Suddenly it's starting to look like maybe a class to encapsulate this stuff might be useful.
VARIANT type is orders of magnitude
more complex than the class presented here.
This class can handle simple VARIANTS with signed integer datatypes or strings. It can also handle 1 dimensional arrays where each element of the array
is a VARIANT which can be any of the simple types handled by the class. If you want more you can follow the code to see how to handle extra types. I've
not needed types beyond those supported so I haven't written support for those types.
Ok so that's the caveat out of the way. Here's the class header.
class CVariant : public VARIANT
{
public:
CVariant();
CVariant(bool bValue);
CVariant(int nValue);
CVariant(LPCTSTR szValue);
CVariant(VARIANT *pV);
CVariant(int lBound, int iElementCount);
~CVariant(void);
// Attributes
BOOL IsArray(int iElement = 0);
BOOL IsString(int iElement = 0);
BOOL IsInt(int iElement = 0);
BOOL IsBool(int iElement = 0);
// Conversions
VARIANT *operator&() { return this; }
// Get operations
VARIANT *ElementAt(int iElement = 0);
CString ToString(int iElement = 0);
int ToInt(int iElement = 0);
BOOL ToBool(int iElement = 0);
// Set operations
void Set(LPCTSTR szString, int iElement = 0);
void Set(int iValue, int iElement = 0);
void Set(bool bValue, int iElement = 0);
};
You've already seen the simple constructors. There are two other constructors. The first constructor lets you define an array. It takes the lower bound for an index,
and a count of how many elements. The code looks like this.
CVariant::CVariant(int lBound, int iElementCount)
{
// Set the type to an array of variants...
vt = VT_ARRAY | VT_VARIANT;
parray = new SAFEARRAY;
// We only support 1 dimensional arrays..
parray->cDims = 1;
parray->fFeatures = FADF_VARIANT | FADF_HAVEVARTYPE | FADF_FIXEDSIZE | FADF_STATIC;
parray->cbElements = sizeof(VARIANT);
parray->cLocks = 0;
// Allocate the array of variants we point to...
parray->pvData = new VARIANT[iElementCount];
memset(parray->pvData, 0, sizeof(VARIANT) * iElementCount);
parray->rgsabound[0].lLbound = lBound;
parray->rgsabound[0].cElements = iElementCount;
}
From my description of the SAFEARRAY structure earlier this should all be pretty clear. We only support 1 dimensional arrays so we set the various
members of the newly created SAFEARRAY instance to reflect that fact. The new SAFEARRAYs rgsabound[0] structure is set with
our lower bound and count variables. It's important to remember that the VARIANT we're creating may be used to interoperate with a module created in
another language and we can't assume that indexes start at 0. Where you start your indexes depends on what you're interoperating with.
The fFeatures member needs some explanation. The flag values I used specify that the array contains VARIANTs of a fixed size and static (not
created on the stack). I specify that it's static because if I need to allocate memory I do it from the heap.
The other constructor lets you take an existing VARIANT (passed perhaps to an event handler for some foreign object you're hosting) and attach it to
a CVariant. The code looks like this.
CVariant::CVariant(VARIANT *pV)
{
// Validate the input (and make sure it's writeable)

## [Dataset section]
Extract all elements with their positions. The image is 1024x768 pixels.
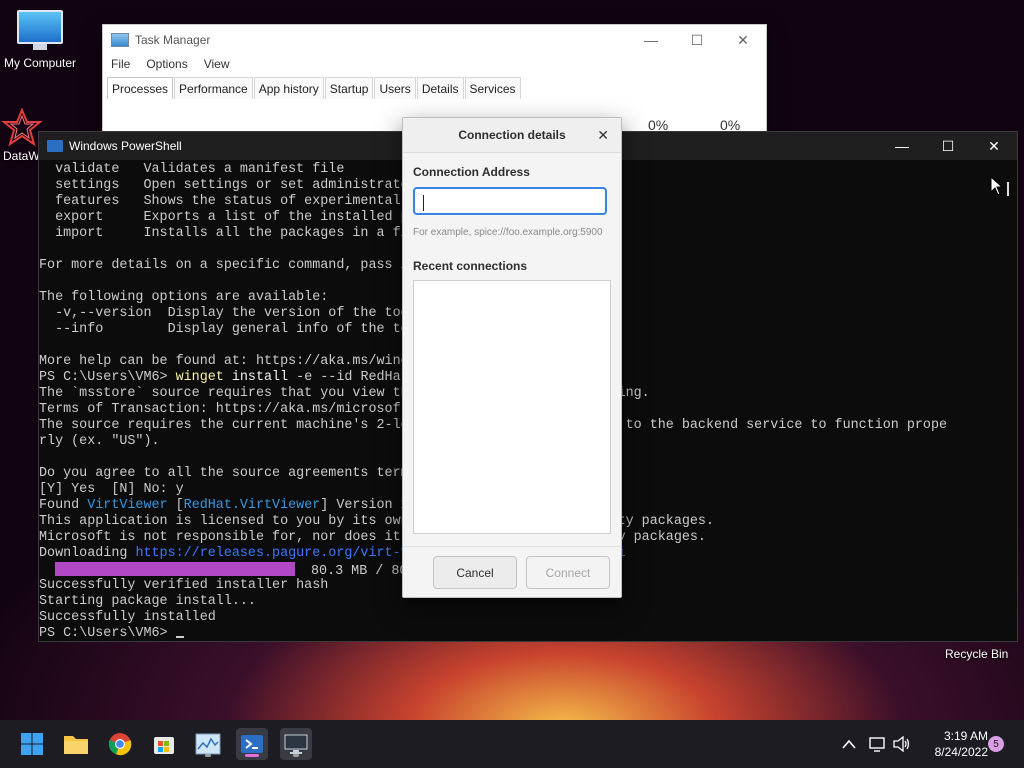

## [Problem set]
1. Reproduce the passage of the text on the CVariant class from "Suddenly it's starting" up to and including "the class header.".
2. Answer these questions using the text on the CVariant class above.
(a) Which simple data types does the class handle?
(b) What two values does the array constructor take?
(c) Why does the author mark the array as static?

## [Results for each task]
1.
Suddenly it's starting to look like maybe a class to encapsulate this stuff might be useful.
VARIANT type is orders of magnitude
more complex than the class presented here.
This class can handle simple VARIANTS with signed integer datatypes or strings. It can also handle 1 dimensional arrays where each element of the array
is a VARIANT which can be any of the simple types handled by the class. If you want more you can follow the code to see how to handle extra types. I've
not needed types beyond those supported so I haven't written support for those types.
Ok so that's the caveat out of the way. Here's the class header.

2.
(a) Signed integer datatypes and strings.
(b) The lower bound for an index and a count of how many elements.
(c) Because any memory the author needs to allocate comes from the heap.